Task to carry out:
Tally the lines of the listing that contain the word "this", then give the total and nothing else.

* Begin Data for the task *

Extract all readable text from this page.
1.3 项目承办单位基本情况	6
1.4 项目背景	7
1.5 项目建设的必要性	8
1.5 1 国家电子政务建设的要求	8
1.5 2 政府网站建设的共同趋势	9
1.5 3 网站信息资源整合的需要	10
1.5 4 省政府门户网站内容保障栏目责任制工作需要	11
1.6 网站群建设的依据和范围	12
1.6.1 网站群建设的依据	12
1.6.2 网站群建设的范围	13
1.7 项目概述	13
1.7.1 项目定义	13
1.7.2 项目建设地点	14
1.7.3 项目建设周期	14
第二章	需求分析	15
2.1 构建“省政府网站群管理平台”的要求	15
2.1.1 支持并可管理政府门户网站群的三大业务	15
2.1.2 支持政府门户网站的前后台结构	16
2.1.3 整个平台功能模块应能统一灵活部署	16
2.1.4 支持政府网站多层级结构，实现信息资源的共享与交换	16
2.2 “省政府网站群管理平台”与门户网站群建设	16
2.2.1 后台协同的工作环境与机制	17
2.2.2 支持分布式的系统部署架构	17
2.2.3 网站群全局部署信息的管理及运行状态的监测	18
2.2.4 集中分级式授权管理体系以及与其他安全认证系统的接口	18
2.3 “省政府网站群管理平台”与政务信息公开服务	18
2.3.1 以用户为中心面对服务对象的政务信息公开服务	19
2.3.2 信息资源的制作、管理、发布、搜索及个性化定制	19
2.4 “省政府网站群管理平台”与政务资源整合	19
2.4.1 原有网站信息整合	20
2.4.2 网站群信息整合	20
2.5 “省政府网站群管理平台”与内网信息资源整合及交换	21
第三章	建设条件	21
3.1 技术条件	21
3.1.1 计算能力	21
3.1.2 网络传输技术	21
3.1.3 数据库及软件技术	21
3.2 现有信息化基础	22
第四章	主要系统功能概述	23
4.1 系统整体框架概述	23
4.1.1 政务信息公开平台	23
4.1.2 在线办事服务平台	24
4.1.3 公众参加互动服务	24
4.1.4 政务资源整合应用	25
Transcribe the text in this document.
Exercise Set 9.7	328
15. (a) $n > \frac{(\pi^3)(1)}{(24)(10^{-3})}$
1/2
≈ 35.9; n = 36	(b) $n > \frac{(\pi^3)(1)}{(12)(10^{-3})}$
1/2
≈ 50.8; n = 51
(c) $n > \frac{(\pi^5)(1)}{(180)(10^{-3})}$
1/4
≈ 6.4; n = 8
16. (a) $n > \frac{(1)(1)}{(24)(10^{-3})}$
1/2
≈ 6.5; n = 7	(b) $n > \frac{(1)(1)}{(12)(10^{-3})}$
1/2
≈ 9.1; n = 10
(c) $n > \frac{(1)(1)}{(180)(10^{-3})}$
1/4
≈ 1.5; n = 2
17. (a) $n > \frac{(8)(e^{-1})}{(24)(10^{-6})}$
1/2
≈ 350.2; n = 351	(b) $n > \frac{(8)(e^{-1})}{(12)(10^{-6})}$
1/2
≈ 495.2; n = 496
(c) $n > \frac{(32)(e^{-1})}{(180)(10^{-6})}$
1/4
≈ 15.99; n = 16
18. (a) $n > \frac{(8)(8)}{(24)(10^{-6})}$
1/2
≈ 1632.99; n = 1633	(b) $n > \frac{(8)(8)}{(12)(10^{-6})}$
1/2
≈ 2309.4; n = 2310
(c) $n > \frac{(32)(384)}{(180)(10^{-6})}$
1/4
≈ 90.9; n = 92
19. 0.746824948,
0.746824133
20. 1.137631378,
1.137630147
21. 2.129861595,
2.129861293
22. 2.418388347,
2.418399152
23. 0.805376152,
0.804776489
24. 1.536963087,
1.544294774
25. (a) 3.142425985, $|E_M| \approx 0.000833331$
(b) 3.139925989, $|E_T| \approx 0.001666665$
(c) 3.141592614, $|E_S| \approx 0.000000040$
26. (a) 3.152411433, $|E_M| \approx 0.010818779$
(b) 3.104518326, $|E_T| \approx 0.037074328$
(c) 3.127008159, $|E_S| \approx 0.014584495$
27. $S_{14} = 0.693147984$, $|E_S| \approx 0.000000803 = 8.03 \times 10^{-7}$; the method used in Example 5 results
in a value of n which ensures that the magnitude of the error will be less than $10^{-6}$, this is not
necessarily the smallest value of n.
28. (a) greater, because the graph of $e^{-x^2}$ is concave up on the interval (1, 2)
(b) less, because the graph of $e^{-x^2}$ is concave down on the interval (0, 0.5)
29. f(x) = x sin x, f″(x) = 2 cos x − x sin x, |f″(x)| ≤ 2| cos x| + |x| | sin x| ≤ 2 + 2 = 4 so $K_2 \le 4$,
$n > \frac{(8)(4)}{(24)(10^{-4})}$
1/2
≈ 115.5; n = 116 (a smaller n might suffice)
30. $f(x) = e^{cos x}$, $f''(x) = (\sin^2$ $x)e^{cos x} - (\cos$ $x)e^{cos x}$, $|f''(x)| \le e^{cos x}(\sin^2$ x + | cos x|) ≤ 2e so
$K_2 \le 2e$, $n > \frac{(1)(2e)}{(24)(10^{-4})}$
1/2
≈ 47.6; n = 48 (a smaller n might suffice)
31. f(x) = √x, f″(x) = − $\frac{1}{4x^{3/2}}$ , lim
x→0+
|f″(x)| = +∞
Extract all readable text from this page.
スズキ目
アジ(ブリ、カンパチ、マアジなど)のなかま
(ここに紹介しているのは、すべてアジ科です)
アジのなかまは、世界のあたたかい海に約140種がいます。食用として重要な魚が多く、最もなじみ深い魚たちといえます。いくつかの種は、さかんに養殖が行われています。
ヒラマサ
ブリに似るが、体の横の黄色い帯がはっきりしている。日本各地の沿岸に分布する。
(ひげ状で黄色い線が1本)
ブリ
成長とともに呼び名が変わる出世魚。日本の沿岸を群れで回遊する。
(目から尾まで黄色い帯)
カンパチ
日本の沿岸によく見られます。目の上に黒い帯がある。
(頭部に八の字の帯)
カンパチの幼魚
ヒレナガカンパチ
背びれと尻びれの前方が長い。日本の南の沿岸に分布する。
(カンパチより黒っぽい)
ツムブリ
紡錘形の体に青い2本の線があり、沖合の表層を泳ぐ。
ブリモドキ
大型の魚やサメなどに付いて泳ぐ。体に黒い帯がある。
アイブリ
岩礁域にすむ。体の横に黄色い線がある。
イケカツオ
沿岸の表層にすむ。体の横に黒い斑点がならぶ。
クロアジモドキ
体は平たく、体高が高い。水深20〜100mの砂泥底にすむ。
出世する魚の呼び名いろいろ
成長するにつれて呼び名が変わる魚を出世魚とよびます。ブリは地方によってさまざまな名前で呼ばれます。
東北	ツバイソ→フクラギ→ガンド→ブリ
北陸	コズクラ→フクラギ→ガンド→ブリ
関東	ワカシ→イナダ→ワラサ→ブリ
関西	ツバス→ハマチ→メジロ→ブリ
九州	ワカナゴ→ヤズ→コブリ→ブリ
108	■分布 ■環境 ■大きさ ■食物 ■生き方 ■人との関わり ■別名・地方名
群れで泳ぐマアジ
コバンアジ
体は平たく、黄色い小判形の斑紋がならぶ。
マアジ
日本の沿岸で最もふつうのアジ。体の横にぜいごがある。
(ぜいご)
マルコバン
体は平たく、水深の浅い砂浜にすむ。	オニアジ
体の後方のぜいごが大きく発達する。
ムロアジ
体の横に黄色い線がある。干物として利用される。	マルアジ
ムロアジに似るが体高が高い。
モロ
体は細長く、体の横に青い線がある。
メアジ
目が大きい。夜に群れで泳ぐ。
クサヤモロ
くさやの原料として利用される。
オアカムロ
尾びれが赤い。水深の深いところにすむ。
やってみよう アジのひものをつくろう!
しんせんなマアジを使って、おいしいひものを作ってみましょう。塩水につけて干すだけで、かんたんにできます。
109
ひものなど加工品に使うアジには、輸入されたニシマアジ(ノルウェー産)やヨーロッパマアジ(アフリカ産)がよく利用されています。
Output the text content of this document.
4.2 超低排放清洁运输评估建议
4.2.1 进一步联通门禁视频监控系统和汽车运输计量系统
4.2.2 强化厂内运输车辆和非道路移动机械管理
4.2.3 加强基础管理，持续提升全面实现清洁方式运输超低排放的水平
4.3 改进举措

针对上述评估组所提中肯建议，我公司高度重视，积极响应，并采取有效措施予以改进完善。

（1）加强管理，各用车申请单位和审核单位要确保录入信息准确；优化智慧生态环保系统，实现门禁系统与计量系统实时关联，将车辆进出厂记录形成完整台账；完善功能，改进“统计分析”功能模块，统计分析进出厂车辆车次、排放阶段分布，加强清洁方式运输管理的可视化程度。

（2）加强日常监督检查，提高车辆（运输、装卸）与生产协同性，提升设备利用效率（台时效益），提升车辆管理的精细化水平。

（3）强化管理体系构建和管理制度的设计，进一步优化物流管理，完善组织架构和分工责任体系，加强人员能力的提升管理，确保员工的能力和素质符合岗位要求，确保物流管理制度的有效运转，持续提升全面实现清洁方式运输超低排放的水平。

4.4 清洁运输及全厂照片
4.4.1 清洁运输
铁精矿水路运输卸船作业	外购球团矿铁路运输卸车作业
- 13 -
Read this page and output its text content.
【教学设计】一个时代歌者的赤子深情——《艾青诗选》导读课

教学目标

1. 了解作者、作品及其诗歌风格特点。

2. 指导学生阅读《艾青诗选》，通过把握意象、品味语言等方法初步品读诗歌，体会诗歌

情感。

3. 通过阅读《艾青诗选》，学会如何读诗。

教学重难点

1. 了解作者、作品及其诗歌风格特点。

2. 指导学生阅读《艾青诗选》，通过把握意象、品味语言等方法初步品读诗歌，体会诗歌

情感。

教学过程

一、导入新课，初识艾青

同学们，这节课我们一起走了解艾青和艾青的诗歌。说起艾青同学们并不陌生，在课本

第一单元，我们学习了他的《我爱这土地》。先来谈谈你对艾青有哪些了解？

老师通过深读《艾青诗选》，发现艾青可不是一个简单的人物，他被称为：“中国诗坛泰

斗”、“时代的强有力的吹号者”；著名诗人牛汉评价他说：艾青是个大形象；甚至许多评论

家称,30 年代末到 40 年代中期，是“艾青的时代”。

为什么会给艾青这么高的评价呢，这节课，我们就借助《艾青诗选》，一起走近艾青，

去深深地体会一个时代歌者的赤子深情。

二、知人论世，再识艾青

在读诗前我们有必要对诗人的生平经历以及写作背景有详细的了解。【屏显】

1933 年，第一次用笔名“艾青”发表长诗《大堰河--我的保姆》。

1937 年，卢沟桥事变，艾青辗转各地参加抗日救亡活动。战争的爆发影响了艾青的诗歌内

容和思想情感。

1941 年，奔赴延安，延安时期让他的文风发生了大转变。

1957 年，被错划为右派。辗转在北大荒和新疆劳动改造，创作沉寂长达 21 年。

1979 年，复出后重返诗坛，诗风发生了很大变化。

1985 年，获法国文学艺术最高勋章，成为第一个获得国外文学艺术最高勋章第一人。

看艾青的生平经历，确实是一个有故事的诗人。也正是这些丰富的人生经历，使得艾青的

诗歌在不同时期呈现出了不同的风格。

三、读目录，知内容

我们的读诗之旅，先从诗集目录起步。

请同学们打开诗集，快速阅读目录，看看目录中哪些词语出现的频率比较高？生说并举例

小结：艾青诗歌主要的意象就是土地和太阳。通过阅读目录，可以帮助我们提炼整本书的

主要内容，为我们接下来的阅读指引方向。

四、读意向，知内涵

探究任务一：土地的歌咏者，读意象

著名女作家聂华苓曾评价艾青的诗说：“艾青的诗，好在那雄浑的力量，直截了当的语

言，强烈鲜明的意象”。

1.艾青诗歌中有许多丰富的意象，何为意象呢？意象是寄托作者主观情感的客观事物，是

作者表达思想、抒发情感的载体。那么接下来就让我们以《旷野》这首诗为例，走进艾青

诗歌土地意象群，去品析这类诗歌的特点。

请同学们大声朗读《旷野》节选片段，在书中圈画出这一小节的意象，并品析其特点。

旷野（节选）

* End Data for the task *

Exercise solution:
6